What is being asked
Only the number is wanted: how many lines of the data contain "coverage"?

(Data entries)
•••
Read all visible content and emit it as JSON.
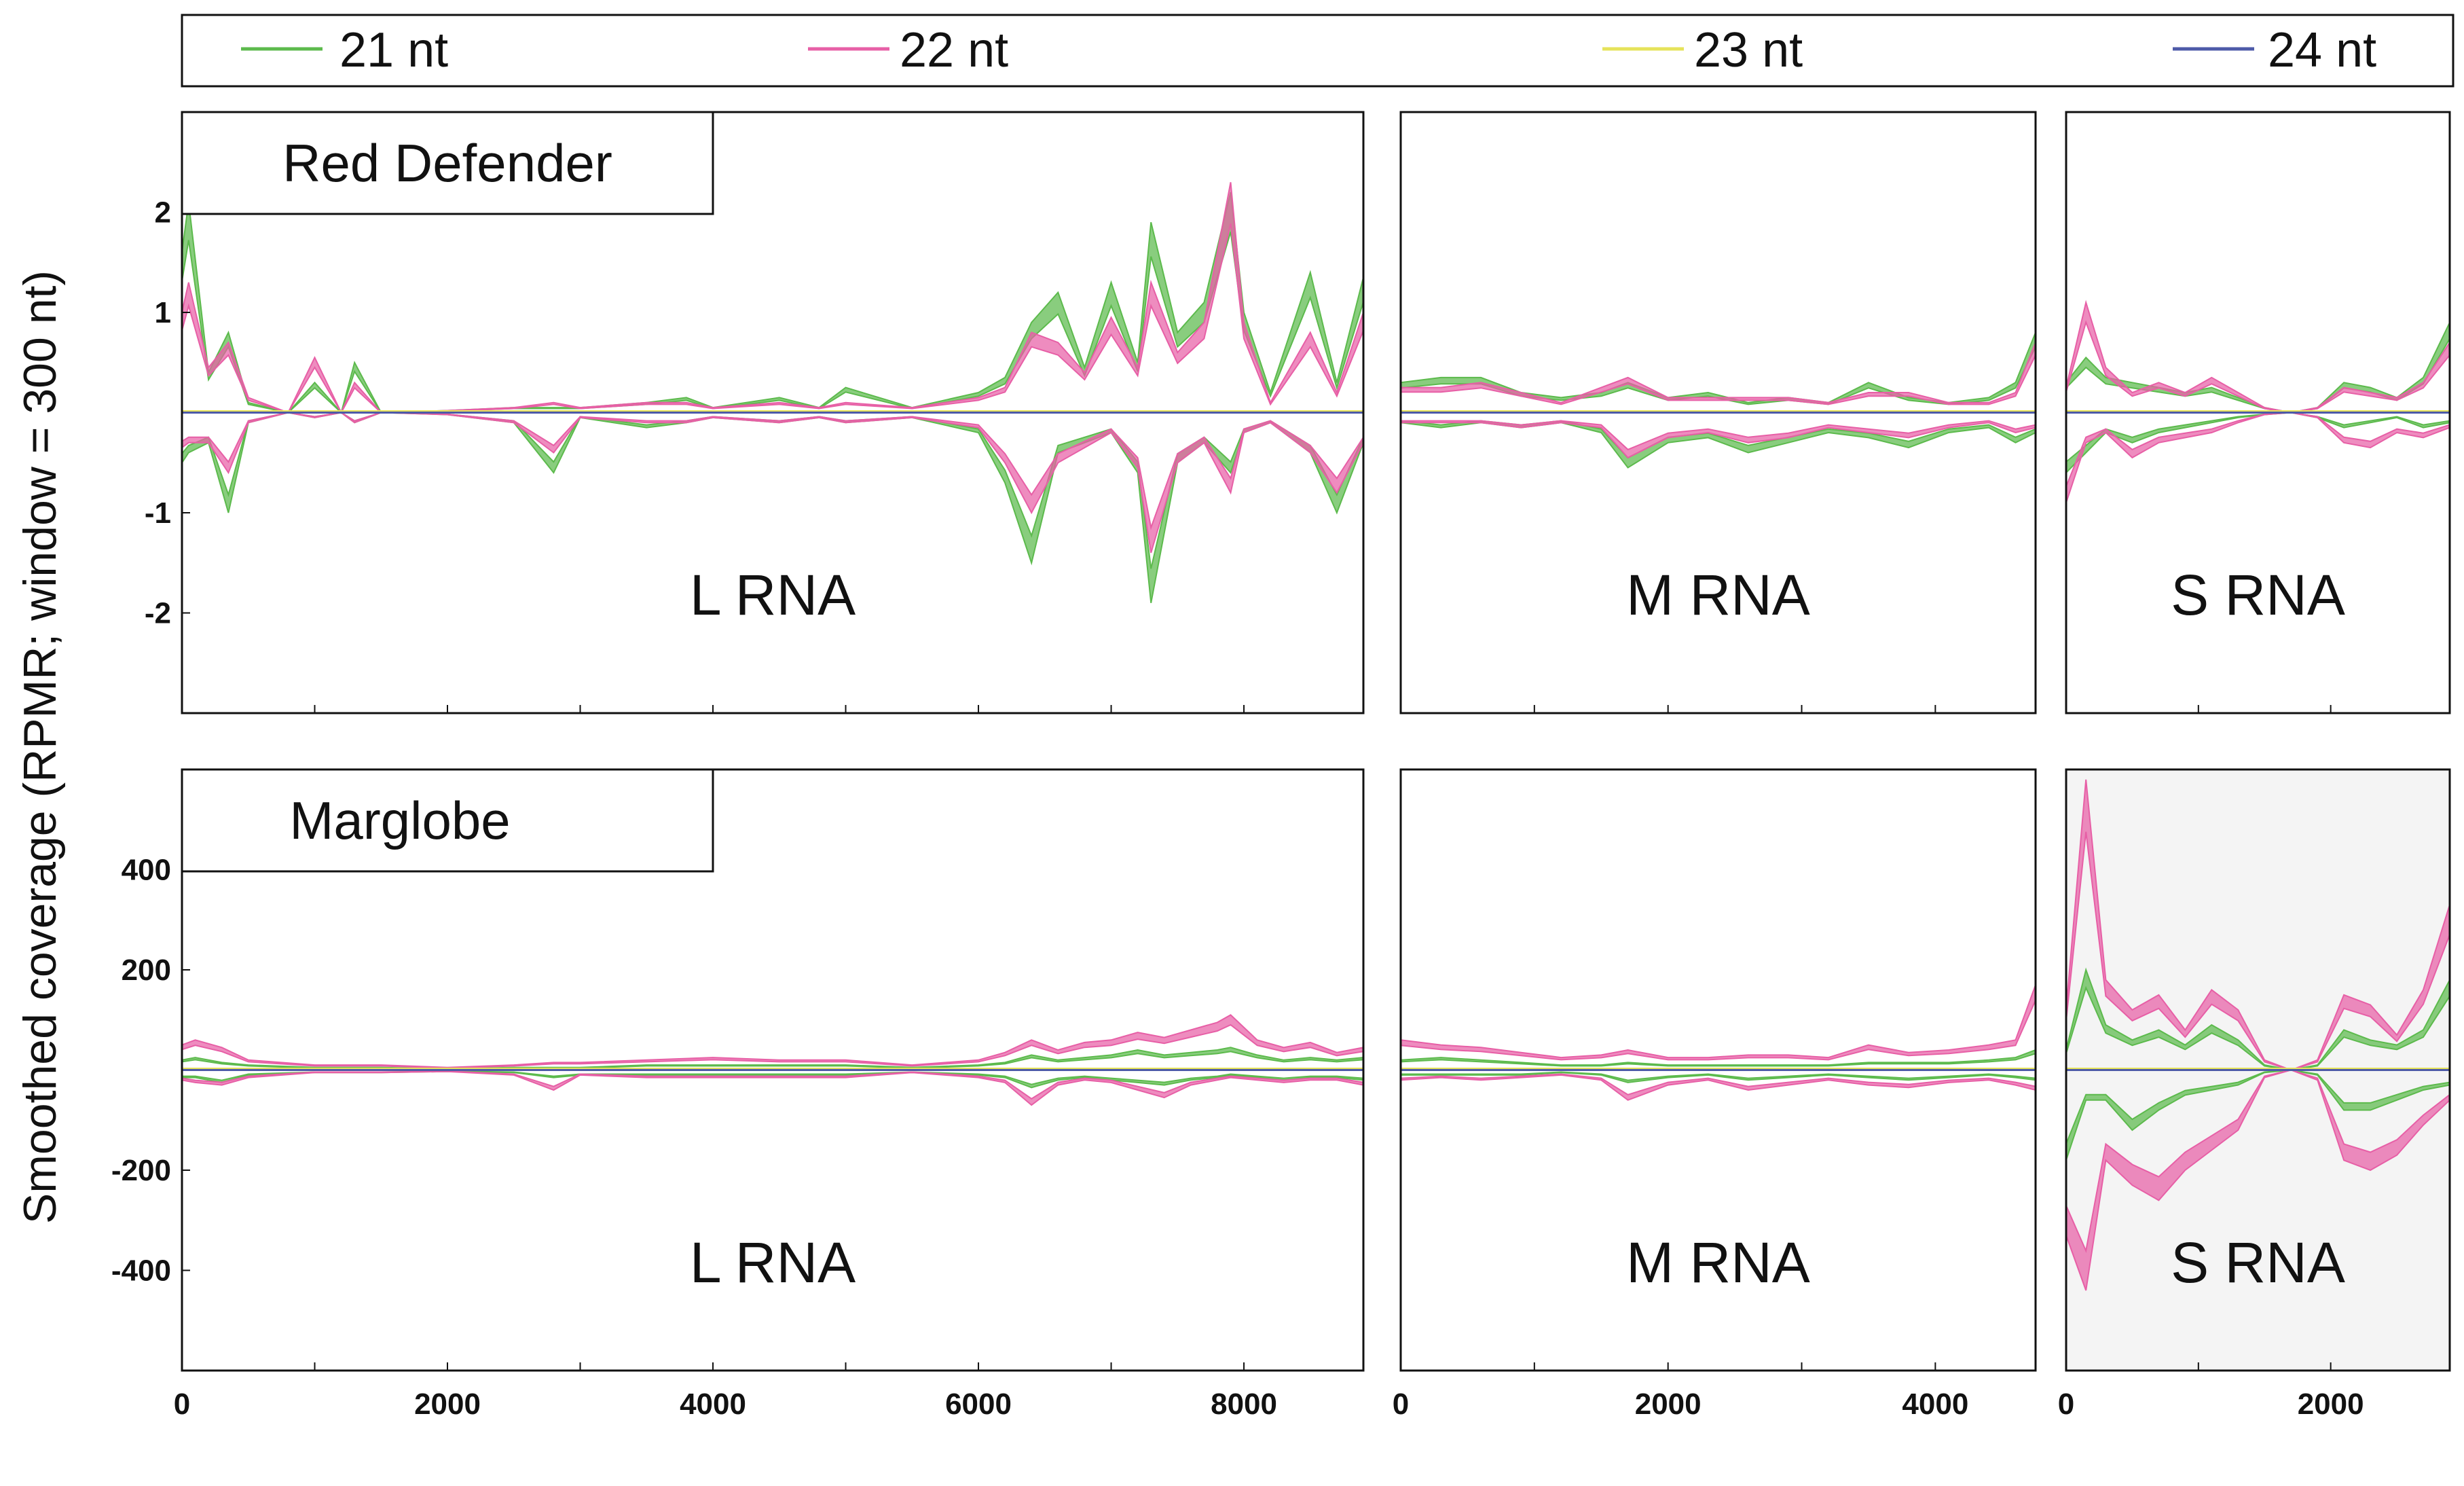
{
  "chart_data": {
    "type": "area",
    "description_hint": "small RNA coverage per segment",
    "ylabel": "Smoothed coverage (RPMR; window = 300 nt)",
    "legend": [
      {
        "name": "21 nt",
        "color": "#5cba4c"
      },
      {
        "name": "22 nt",
        "color": "#e75fa6"
      },
      {
        "name": "23 nt",
        "color": "#e6e35a"
      },
      {
        "name": "24 nt",
        "color": "#4d5aa8"
      }
    ],
    "legend_placement": "top",
    "grid": false,
    "rows": [
      {
        "label": "Red Defender",
        "ylim": [
          -3,
          3
        ],
        "yticks": [
          -2,
          -1,
          1,
          2
        ],
        "panels": [
          {
            "segment": "L RNA",
            "xlim": [
              0,
              8900
            ],
            "xticks": [
              0,
              2000,
              4000,
              6000,
              8000
            ],
            "x": [
              0,
              50,
              200,
              350,
              500,
              800,
              1000,
              1200,
              1300,
              1500,
              2000,
              2500,
              2800,
              3000,
              3500,
              3800,
              4000,
              4500,
              4800,
              5000,
              5500,
              6000,
              6200,
              6400,
              6600,
              6800,
              7000,
              7200,
              7300,
              7500,
              7700,
              7900,
              8000,
              8200,
              8500,
              8700,
              8900
            ],
            "series": [
              {
                "name": "21 nt",
                "plus": [
                  1.6,
                  2.1,
                  0.4,
                  0.8,
                  0.1,
                  0.0,
                  0.3,
                  0.0,
                  0.5,
                  0.0,
                  0.02,
                  0.05,
                  0.05,
                  0.05,
                  0.1,
                  0.15,
                  0.05,
                  0.15,
                  0.05,
                  0.25,
                  0.05,
                  0.2,
                  0.35,
                  0.9,
                  1.2,
                  0.45,
                  1.3,
                  0.5,
                  1.9,
                  0.8,
                  1.1,
                  2.2,
                  1.0,
                  0.2,
                  1.4,
                  0.3,
                  1.35
                ],
                "minus": [
                  -0.5,
                  -0.4,
                  -0.3,
                  -1.0,
                  -0.1,
                  0.0,
                  -0.05,
                  0.0,
                  -0.1,
                  0.0,
                  -0.02,
                  -0.1,
                  -0.6,
                  -0.05,
                  -0.15,
                  -0.1,
                  -0.05,
                  -0.1,
                  -0.05,
                  -0.1,
                  -0.05,
                  -0.2,
                  -0.7,
                  -1.5,
                  -0.4,
                  -0.3,
                  -0.2,
                  -0.6,
                  -1.9,
                  -0.5,
                  -0.3,
                  -0.6,
                  -0.2,
                  -0.1,
                  -0.4,
                  -1.0,
                  -0.3
                ]
              },
              {
                "name": "22 nt",
                "plus": [
                  1.0,
                  1.3,
                  0.45,
                  0.7,
                  0.15,
                  0.0,
                  0.55,
                  0.0,
                  0.3,
                  0.0,
                  0.02,
                  0.05,
                  0.1,
                  0.05,
                  0.1,
                  0.1,
                  0.05,
                  0.1,
                  0.05,
                  0.1,
                  0.05,
                  0.15,
                  0.25,
                  0.8,
                  0.7,
                  0.4,
                  0.95,
                  0.45,
                  1.3,
                  0.6,
                  0.9,
                  2.3,
                  0.9,
                  0.1,
                  0.8,
                  0.2,
                  1.0
                ],
                "minus": [
                  -0.35,
                  -0.3,
                  -0.3,
                  -0.6,
                  -0.1,
                  0.0,
                  -0.05,
                  0.0,
                  -0.1,
                  0.0,
                  -0.02,
                  -0.1,
                  -0.4,
                  -0.05,
                  -0.1,
                  -0.1,
                  -0.05,
                  -0.1,
                  -0.05,
                  -0.1,
                  -0.05,
                  -0.15,
                  -0.5,
                  -1.0,
                  -0.5,
                  -0.35,
                  -0.2,
                  -0.55,
                  -1.4,
                  -0.5,
                  -0.3,
                  -0.8,
                  -0.2,
                  -0.1,
                  -0.4,
                  -0.8,
                  -0.3
                ]
              }
            ]
          },
          {
            "segment": "M RNA",
            "xlim": [
              0,
              4750
            ],
            "xticks": [
              0,
              2000,
              4000
            ],
            "x": [
              0,
              300,
              600,
              900,
              1200,
              1500,
              1700,
              2000,
              2300,
              2600,
              2900,
              3200,
              3500,
              3800,
              4100,
              4400,
              4600,
              4750
            ],
            "series": [
              {
                "name": "21 nt",
                "plus": [
                  0.3,
                  0.35,
                  0.35,
                  0.2,
                  0.15,
                  0.2,
                  0.3,
                  0.15,
                  0.2,
                  0.1,
                  0.15,
                  0.1,
                  0.3,
                  0.15,
                  0.1,
                  0.15,
                  0.3,
                  0.8
                ],
                "minus": [
                  -0.1,
                  -0.15,
                  -0.1,
                  -0.15,
                  -0.1,
                  -0.2,
                  -0.55,
                  -0.3,
                  -0.25,
                  -0.4,
                  -0.3,
                  -0.2,
                  -0.25,
                  -0.35,
                  -0.2,
                  -0.15,
                  -0.3,
                  -0.2
                ]
              },
              {
                "name": "22 nt",
                "plus": [
                  0.25,
                  0.25,
                  0.3,
                  0.2,
                  0.1,
                  0.25,
                  0.35,
                  0.15,
                  0.15,
                  0.15,
                  0.15,
                  0.1,
                  0.2,
                  0.2,
                  0.1,
                  0.1,
                  0.2,
                  0.7
                ],
                "minus": [
                  -0.1,
                  -0.1,
                  -0.1,
                  -0.15,
                  -0.1,
                  -0.15,
                  -0.45,
                  -0.25,
                  -0.2,
                  -0.3,
                  -0.25,
                  -0.15,
                  -0.2,
                  -0.25,
                  -0.15,
                  -0.1,
                  -0.2,
                  -0.15
                ]
              }
            ]
          },
          {
            "segment": "S RNA",
            "xlim": [
              0,
              2900
            ],
            "xticks": [
              0,
              2000
            ],
            "x": [
              0,
              150,
              300,
              500,
              700,
              900,
              1100,
              1300,
              1500,
              1700,
              1900,
              2100,
              2300,
              2500,
              2700,
              2900
            ],
            "series": [
              {
                "name": "21 nt",
                "plus": [
                  0.3,
                  0.55,
                  0.35,
                  0.3,
                  0.25,
                  0.2,
                  0.25,
                  0.15,
                  0.05,
                  0.0,
                  0.05,
                  0.3,
                  0.25,
                  0.15,
                  0.35,
                  0.9
                ],
                "minus": [
                  -0.6,
                  -0.4,
                  -0.2,
                  -0.3,
                  -0.2,
                  -0.15,
                  -0.1,
                  -0.05,
                  -0.02,
                  0.0,
                  -0.05,
                  -0.15,
                  -0.1,
                  -0.05,
                  -0.15,
                  -0.1
                ]
              },
              {
                "name": "22 nt",
                "plus": [
                  0.25,
                  1.1,
                  0.45,
                  0.2,
                  0.3,
                  0.2,
                  0.35,
                  0.2,
                  0.05,
                  0.0,
                  0.05,
                  0.25,
                  0.2,
                  0.15,
                  0.3,
                  0.7
                ],
                "minus": [
                  -0.9,
                  -0.3,
                  -0.2,
                  -0.45,
                  -0.3,
                  -0.25,
                  -0.2,
                  -0.1,
                  -0.02,
                  0.0,
                  -0.05,
                  -0.3,
                  -0.35,
                  -0.2,
                  -0.25,
                  -0.15
                ]
              }
            ]
          }
        ]
      },
      {
        "label": "Marglobe",
        "ylim": [
          -600,
          600
        ],
        "yticks": [
          -400,
          -200,
          200,
          400
        ],
        "panels": [
          {
            "segment": "L RNA",
            "xlim": [
              0,
              8900
            ],
            "xticks": [
              0,
              2000,
              4000,
              6000,
              8000
            ],
            "x": [
              0,
              100,
              300,
              500,
              1000,
              1500,
              2000,
              2500,
              2800,
              3000,
              3500,
              4000,
              4500,
              5000,
              5500,
              6000,
              6200,
              6400,
              6600,
              6800,
              7000,
              7200,
              7400,
              7600,
              7800,
              7900,
              8100,
              8300,
              8500,
              8700,
              8900
            ],
            "series": [
              {
                "name": "21 nt",
                "plus": [
                  20,
                  25,
                  15,
                  10,
                  5,
                  5,
                  3,
                  5,
                  5,
                  5,
                  10,
                  10,
                  10,
                  10,
                  5,
                  10,
                  15,
                  30,
                  20,
                  25,
                  30,
                  40,
                  30,
                  35,
                  40,
                  45,
                  30,
                  20,
                  25,
                  20,
                  25
                ],
                "minus": [
                  -15,
                  -15,
                  -25,
                  -10,
                  -5,
                  -5,
                  -3,
                  -5,
                  -15,
                  -10,
                  -10,
                  -10,
                  -10,
                  -10,
                  -5,
                  -10,
                  -15,
                  -35,
                  -20,
                  -15,
                  -20,
                  -25,
                  -30,
                  -20,
                  -15,
                  -10,
                  -15,
                  -20,
                  -15,
                  -15,
                  -20
                ]
              },
              {
                "name": "22 nt",
                "plus": [
                  50,
                  60,
                  45,
                  20,
                  10,
                  10,
                  5,
                  10,
                  15,
                  15,
                  20,
                  25,
                  20,
                  20,
                  10,
                  20,
                  35,
                  60,
                  40,
                  55,
                  60,
                  75,
                  65,
                  80,
                  95,
                  110,
                  60,
                  45,
                  55,
                  35,
                  45
                ],
                "minus": [
                  -20,
                  -25,
                  -30,
                  -15,
                  -5,
                  -5,
                  -3,
                  -10,
                  -40,
                  -10,
                  -15,
                  -15,
                  -15,
                  -15,
                  -5,
                  -15,
                  -25,
                  -70,
                  -30,
                  -20,
                  -25,
                  -40,
                  -55,
                  -30,
                  -20,
                  -15,
                  -20,
                  -25,
                  -20,
                  -20,
                  -30
                ]
              }
            ]
          },
          {
            "segment": "M RNA",
            "xlim": [
              0,
              4750
            ],
            "xticks": [
              0,
              2000,
              4000
            ],
            "x": [
              0,
              300,
              600,
              900,
              1200,
              1500,
              1700,
              2000,
              2300,
              2600,
              2900,
              3200,
              3500,
              3800,
              4100,
              4400,
              4600,
              4750
            ],
            "series": [
              {
                "name": "21 nt",
                "plus": [
                  20,
                  25,
                  20,
                  15,
                  10,
                  10,
                  15,
                  10,
                  10,
                  10,
                  10,
                  10,
                  15,
                  15,
                  15,
                  20,
                  25,
                  40
                ],
                "minus": [
                  -10,
                  -10,
                  -10,
                  -10,
                  -5,
                  -10,
                  -25,
                  -15,
                  -10,
                  -20,
                  -15,
                  -10,
                  -15,
                  -20,
                  -15,
                  -10,
                  -15,
                  -20
                ]
              },
              {
                "name": "22 nt",
                "plus": [
                  60,
                  50,
                  45,
                  35,
                  25,
                  30,
                  40,
                  25,
                  25,
                  30,
                  30,
                  25,
                  50,
                  35,
                  40,
                  50,
                  60,
                  170
                ],
                "minus": [
                  -20,
                  -15,
                  -20,
                  -15,
                  -10,
                  -20,
                  -60,
                  -30,
                  -20,
                  -40,
                  -30,
                  -20,
                  -30,
                  -35,
                  -25,
                  -20,
                  -30,
                  -40
                ]
              }
            ]
          },
          {
            "segment": "S RNA",
            "xlim": [
              0,
              2900
            ],
            "xticks": [
              0,
              2000
            ],
            "x": [
              0,
              150,
              300,
              500,
              700,
              900,
              1100,
              1300,
              1500,
              1700,
              1900,
              2100,
              2300,
              2500,
              2700,
              2900
            ],
            "series": [
              {
                "name": "21 nt",
                "plus": [
                  40,
                  200,
                  90,
                  60,
                  80,
                  50,
                  90,
                  60,
                  10,
                  0,
                  10,
                  80,
                  60,
                  50,
                  80,
                  180
                ],
                "minus": [
                  -180,
                  -60,
                  -60,
                  -120,
                  -80,
                  -50,
                  -40,
                  -30,
                  -5,
                  0,
                  -10,
                  -80,
                  -80,
                  -60,
                  -40,
                  -30
                ]
              },
              {
                "name": "22 nt",
                "plus": [
                  120,
                  580,
                  180,
                  120,
                  150,
                  80,
                  160,
                  120,
                  20,
                  0,
                  20,
                  150,
                  130,
                  70,
                  160,
                  330
                ],
                "minus": [
                  -330,
                  -440,
                  -180,
                  -230,
                  -260,
                  -200,
                  -160,
                  -120,
                  -15,
                  0,
                  -20,
                  -180,
                  -200,
                  -170,
                  -110,
                  -60
                ]
              }
            ]
          }
        ]
      }
    ]
  }
}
•••
Response for this exercise
2